- [WHAT IS EXPECTED]: Make a verbatim copy of the entries below; pictures stay out.

*** RECORDED DATA

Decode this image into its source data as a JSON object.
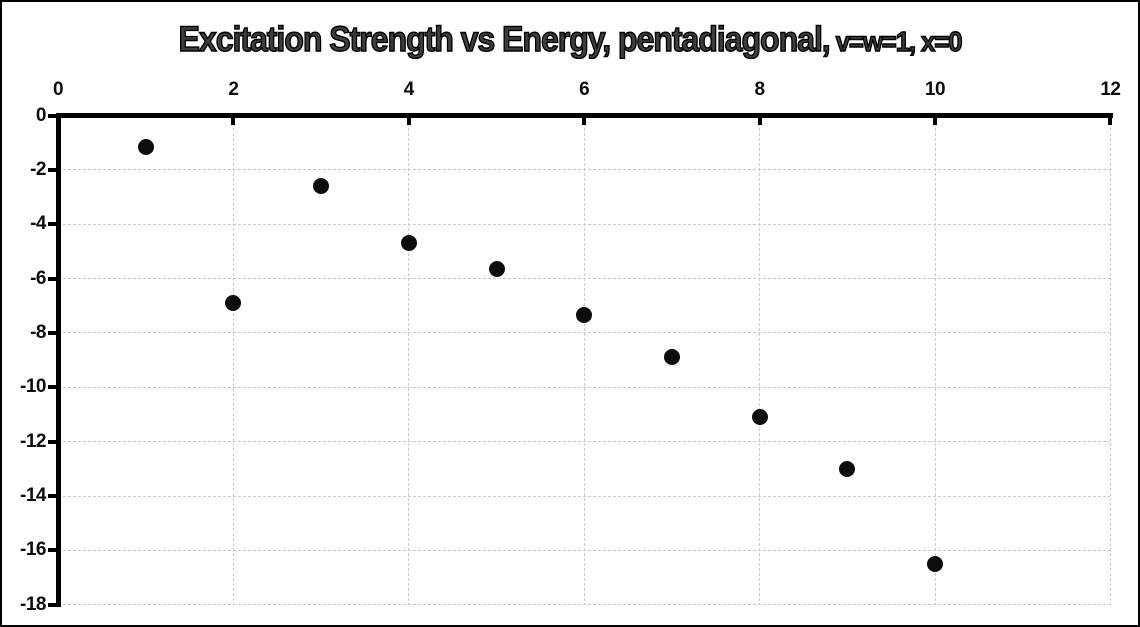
{
  "title": {
    "main": "Excitation Strength vs Energy, pentadiagonal,",
    "suffix": " v=w=1, x=0"
  },
  "chart_data": {
    "type": "scatter",
    "title": "Excitation Strength vs Energy, pentadiagonal, v=w=1, x=0",
    "xlabel": "",
    "ylabel": "",
    "x": [
      1,
      2,
      3,
      4,
      5,
      6,
      7,
      8,
      9,
      10
    ],
    "y": [
      -1.15,
      -6.9,
      -2.6,
      -4.7,
      -5.65,
      -7.35,
      -8.9,
      -11.1,
      -13.0,
      -16.5
    ],
    "xlim": [
      0,
      12
    ],
    "ylim": [
      -18,
      0
    ],
    "x_ticks": [
      0,
      2,
      4,
      6,
      8,
      10,
      12
    ],
    "y_ticks": [
      0,
      -2,
      -4,
      -6,
      -8,
      -10,
      -12,
      -14,
      -16,
      -18
    ],
    "x_axis_position": "top",
    "grid": true,
    "grid_style": "dashed",
    "legend": "none",
    "marker_color": "#0d0d0d",
    "axis_color": "#000000",
    "gridline_color": "#c9c9c9",
    "title_fill_color": "#3d3d3d"
  }
}
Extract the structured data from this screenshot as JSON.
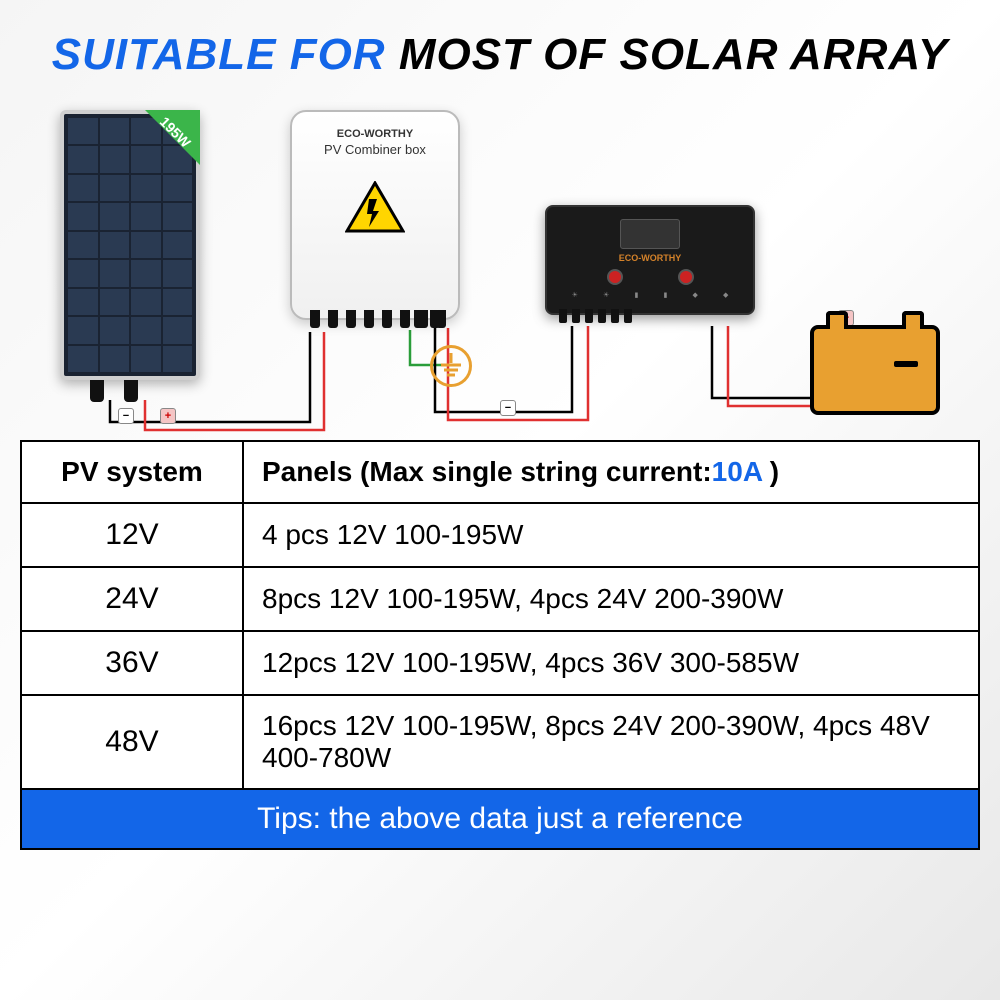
{
  "title": {
    "blue_part": "SUITABLE FOR",
    "black_part": "MOST OF SOLAR ARRAY"
  },
  "colors": {
    "accent_blue": "#1366e8",
    "battery_orange": "#e8a030",
    "wire_red": "#e03030",
    "wire_green": "#2a9d3a",
    "panel_dark": "#1a2332"
  },
  "diagram": {
    "panel_badge": "195W",
    "combiner_brand": "ECO-WORTHY",
    "combiner_label": "PV Combiner box",
    "controller_brand": "ECO-WORTHY"
  },
  "table": {
    "header_col1": "PV system",
    "header_col2_prefix": "Panels (Max single string current:",
    "header_col2_value": "10A",
    "header_col2_suffix": " )",
    "rows": [
      {
        "v": "12V",
        "p": "4 pcs 12V 100-195W"
      },
      {
        "v": "24V",
        "p": "8pcs 12V 100-195W, 4pcs 24V 200-390W"
      },
      {
        "v": "36V",
        "p": "12pcs 12V 100-195W, 4pcs 36V 300-585W"
      },
      {
        "v": "48V",
        "p": "16pcs 12V 100-195W, 8pcs 24V 200-390W, 4pcs 48V 400-780W"
      }
    ],
    "tips": "Tips: the above data just a reference"
  }
}
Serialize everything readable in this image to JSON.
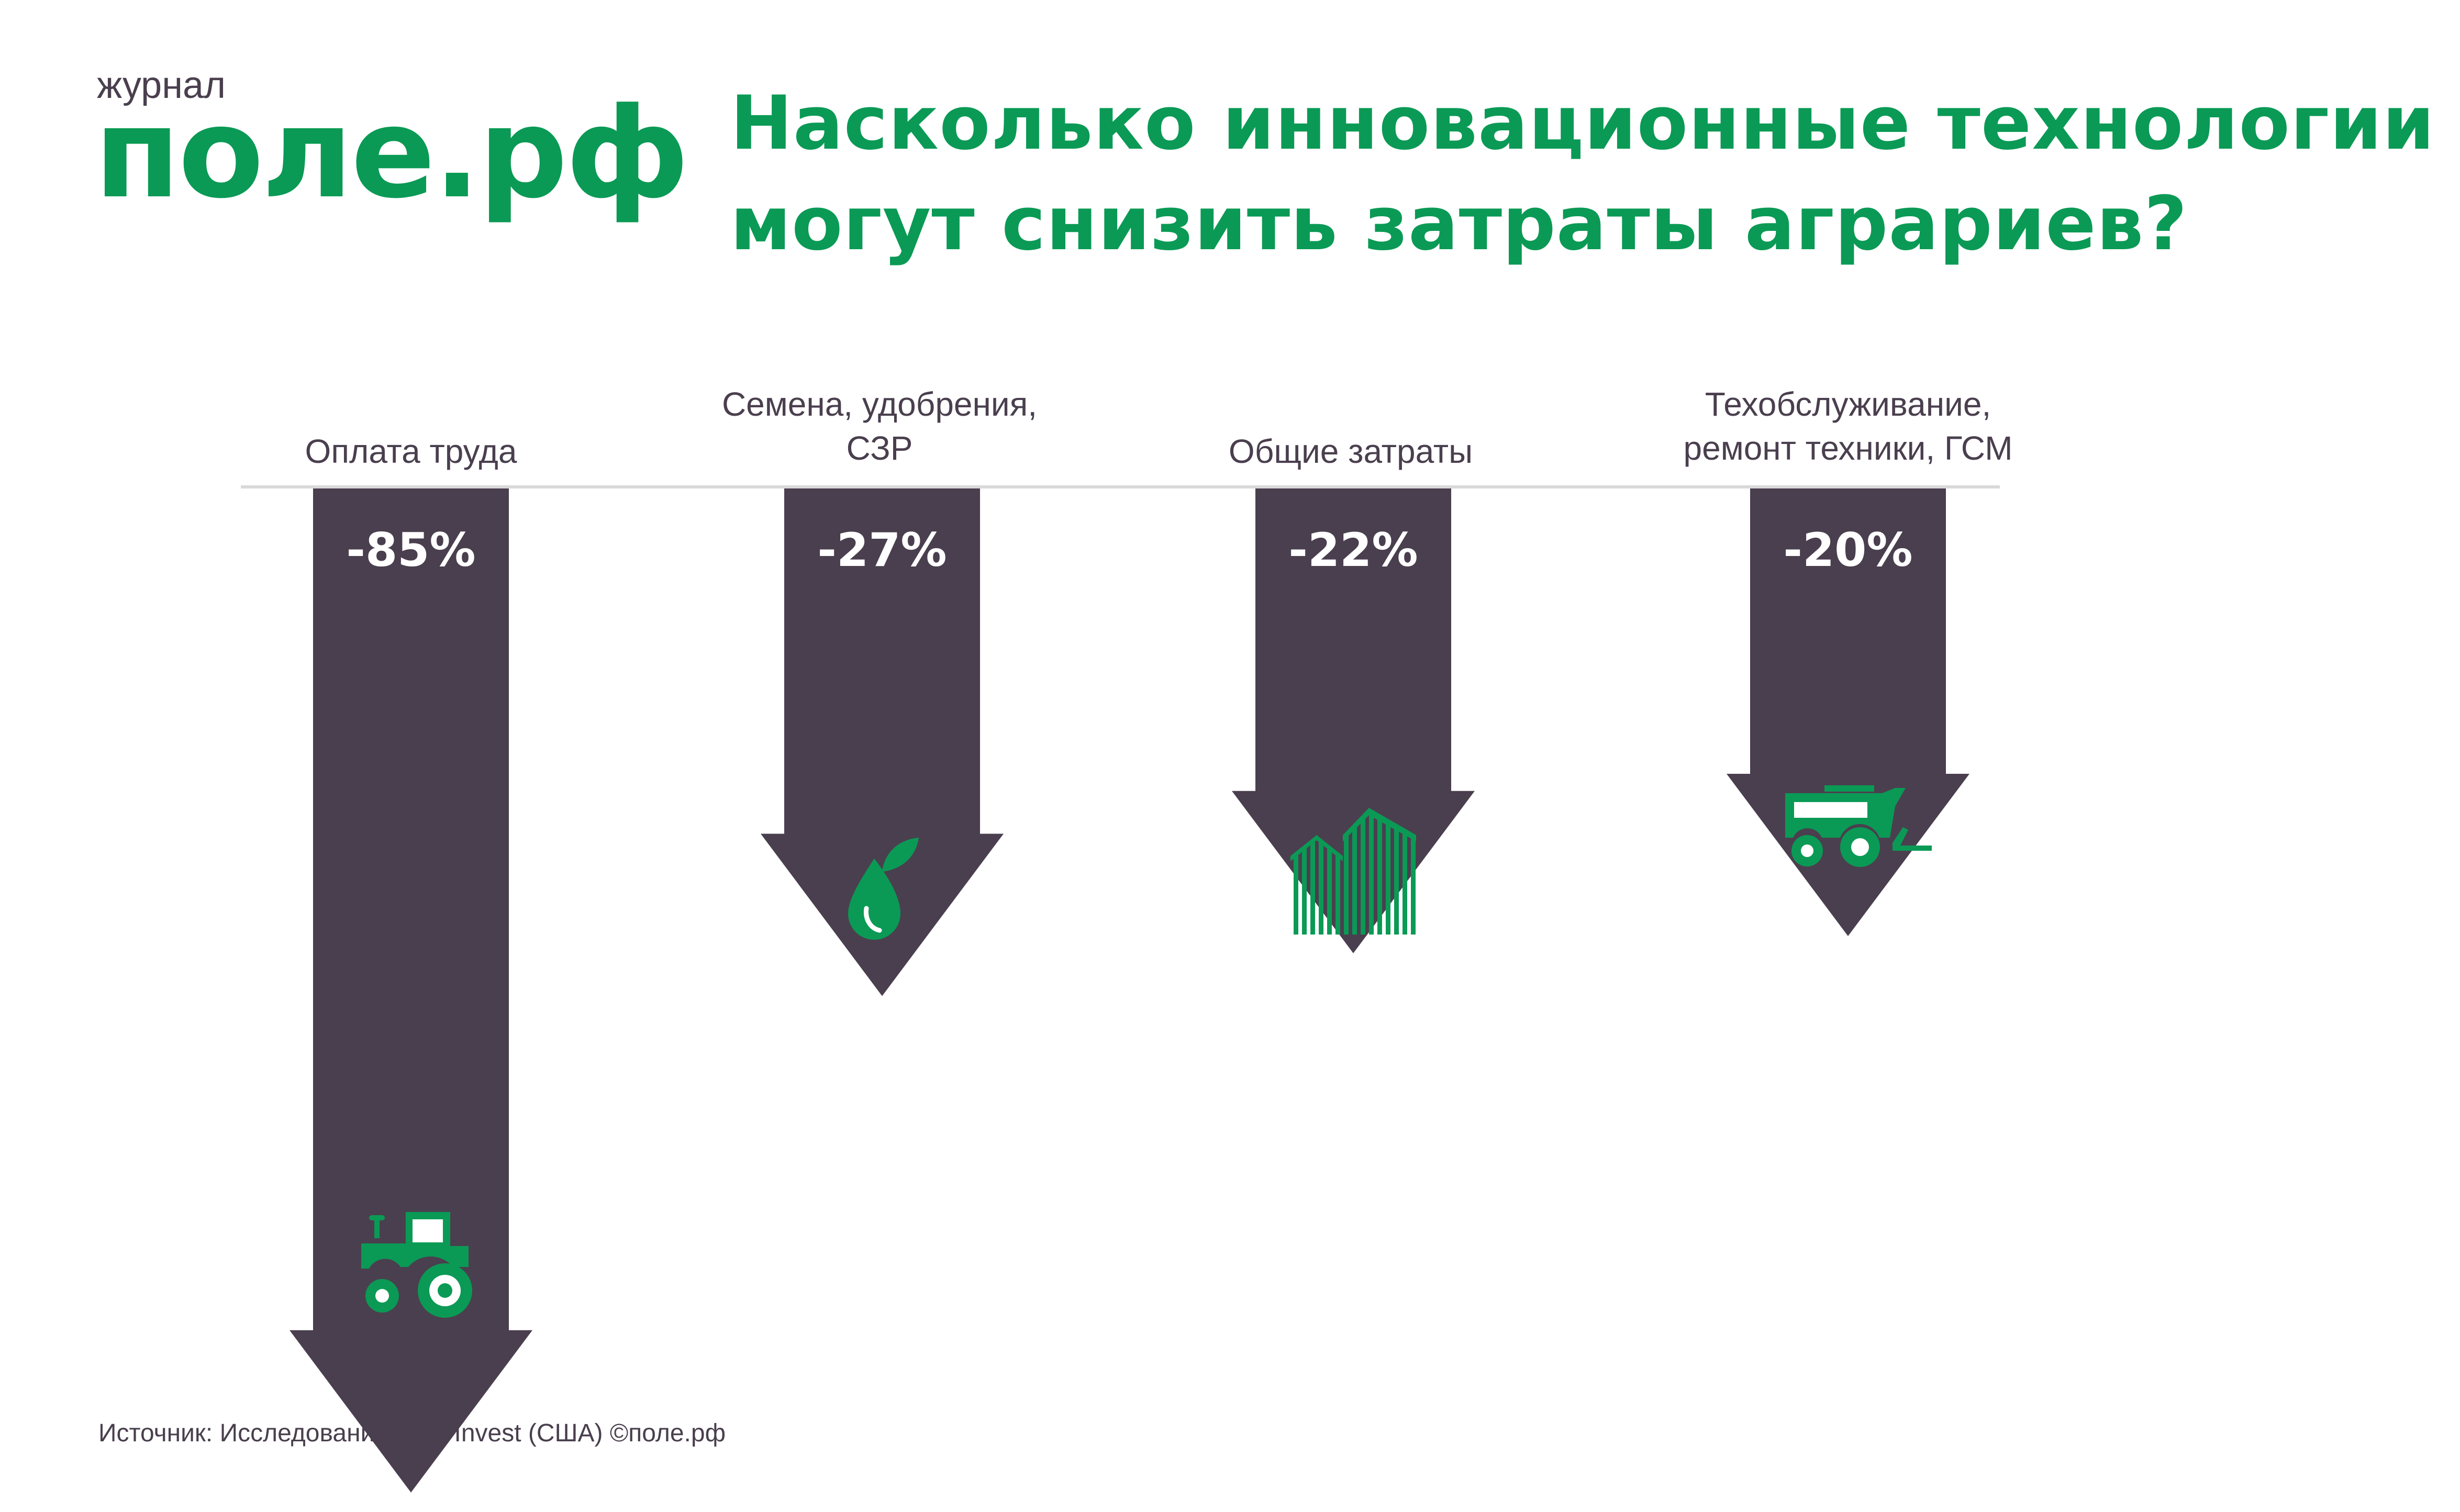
{
  "brand": {
    "small": "журнал",
    "name": "поле.рф",
    "color": "#0a9a55"
  },
  "title": {
    "line1": "Насколько инновационные технологии",
    "line2": "могут снизить затраты аграриев?"
  },
  "source": "Источник: Исследование ARK Invest (США) ©поле.рф",
  "colors": {
    "arrow": "#4a3f4e",
    "accent": "#0a9a55",
    "baseline": "#d9d9d9"
  },
  "chart_data": {
    "type": "bar",
    "orientation": "downward-arrows",
    "categories": [
      "Оплата труда",
      "Семена, удобрения, СЗР",
      "Общие затраты",
      "Техобслуживание, ремонт техники, ГСМ"
    ],
    "category_lines": [
      [
        "Оплата труда"
      ],
      [
        "Семена, удобрения,",
        "СЗР"
      ],
      [
        "Общие затраты"
      ],
      [
        "Техобслуживание,",
        "ремонт техники, ГСМ"
      ]
    ],
    "values": [
      -85,
      -27,
      -22,
      -20
    ],
    "value_labels": [
      "-85%",
      "-27%",
      "-22%",
      "-20%"
    ],
    "icons": [
      "tractor-icon",
      "seed-drop-icon",
      "farm-building-icon",
      "combine-harvester-icon"
    ]
  }
}
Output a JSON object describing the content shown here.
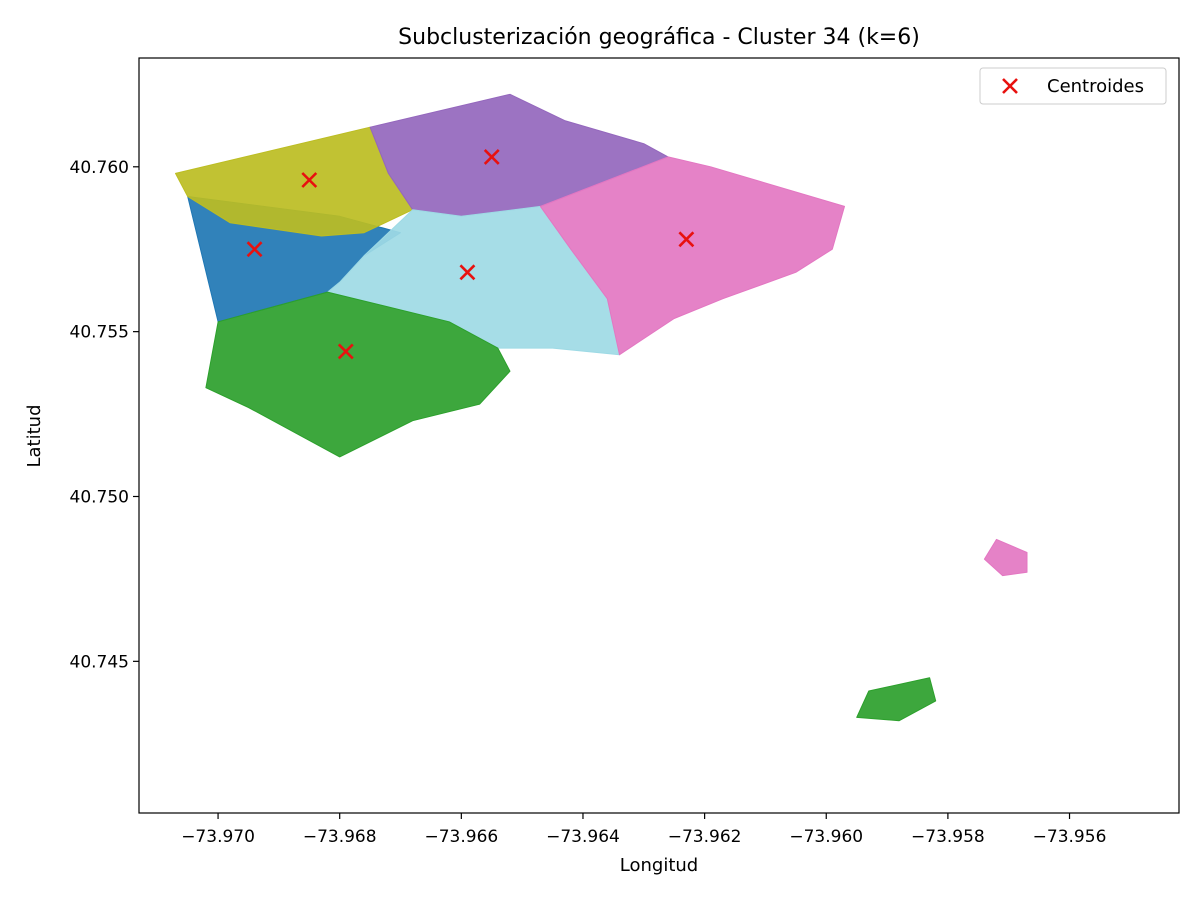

******

- [OUTPUT]:
Decode this image into its source data as a JSON object.
{
  "title": {
    "main": "Excitation Strength vs Energy, pentadiagonal,",
    "suffix": " v=w=1, x=0"
  },
  "chart_data": {
    "type": "scatter",
    "title": "Excitation Strength vs Energy, pentadiagonal, v=w=1, x=0",
    "xlabel": "",
    "ylabel": "",
    "x": [
      1,
      2,
      3,
      4,
      5,
      6,
      7,
      8,
      9,
      10
    ],
    "y": [
      -1.15,
      -6.9,
      -2.6,
      -4.7,
      -5.65,
      -7.35,
      -8.9,
      -11.1,
      -13.0,
      -16.5
    ],
    "xlim": [
      0,
      12
    ],
    "ylim": [
      -18,
      0
    ],
    "x_ticks": [
      0,
      2,
      4,
      6,
      8,
      10,
      12
    ],
    "y_ticks": [
      0,
      -2,
      -4,
      -6,
      -8,
      -10,
      -12,
      -14,
      -16,
      -18
    ],
    "x_axis_position": "top",
    "grid": true,
    "grid_style": "dashed",
    "legend": "none",
    "marker_color": "#0d0d0d",
    "axis_color": "#000000",
    "gridline_color": "#c9c9c9",
    "title_fill_color": "#3d3d3d"
  }
}
Extract the structured data from this screenshot as JSON.
{
  "title": {
    "blue_part": "SUITABLE FOR",
    "black_part": "MOST OF SOLAR ARRAY"
  },
  "colors": {
    "accent_blue": "#1366e8",
    "battery_orange": "#e8a030",
    "wire_red": "#e03030",
    "wire_green": "#2a9d3a",
    "panel_dark": "#1a2332"
  },
  "diagram": {
    "panel_badge": "195W",
    "combiner_brand": "ECO-WORTHY",
    "combiner_label": "PV Combiner box",
    "controller_brand": "ECO-WORTHY"
  },
  "table": {
    "header_col1": "PV system",
    "header_col2_prefix": "Panels (Max single string current:",
    "header_col2_value": "10A",
    "header_col2_suffix": " )",
    "rows": [
      {
        "v": "12V",
        "p": "4 pcs 12V 100-195W"
      },
      {
        "v": "24V",
        "p": "8pcs 12V 100-195W, 4pcs 24V 200-390W"
      },
      {
        "v": "36V",
        "p": "12pcs 12V 100-195W, 4pcs 36V 300-585W"
      },
      {
        "v": "48V",
        "p": "16pcs 12V 100-195W, 8pcs 24V 200-390W, 4pcs 48V 400-780W"
      }
    ],
    "tips": "Tips: the above data just a reference"
  }
}
Serialize everything readable in this image to JSON.
{
  "brand": {
    "small": "журнал",
    "name": "поле.рф",
    "color": "#0a9a55"
  },
  "title": {
    "line1": "Насколько инновационные технологии",
    "line2": "могут снизить затраты аграриев?"
  },
  "source": "Источник: Исследование ARK Invest (США) ©поле.рф",
  "colors": {
    "arrow": "#4a3f4e",
    "accent": "#0a9a55",
    "baseline": "#d9d9d9"
  },
  "chart_data": {
    "type": "bar",
    "orientation": "downward-arrows",
    "categories": [
      "Оплата труда",
      "Семена, удобрения, СЗР",
      "Общие затраты",
      "Техобслуживание, ремонт техники, ГСМ"
    ],
    "category_lines": [
      [
        "Оплата труда"
      ],
      [
        "Семена, удобрения,",
        "СЗР"
      ],
      [
        "Общие затраты"
      ],
      [
        "Техобслуживание,",
        "ремонт техники, ГСМ"
      ]
    ],
    "values": [
      -85,
      -27,
      -22,
      -20
    ],
    "value_labels": [
      "-85%",
      "-27%",
      "-22%",
      "-20%"
    ],
    "icons": [
      "tractor-icon",
      "seed-drop-icon",
      "farm-building-icon",
      "combine-harvester-icon"
    ]
  }
}
Output a JSON object describing the content shown here.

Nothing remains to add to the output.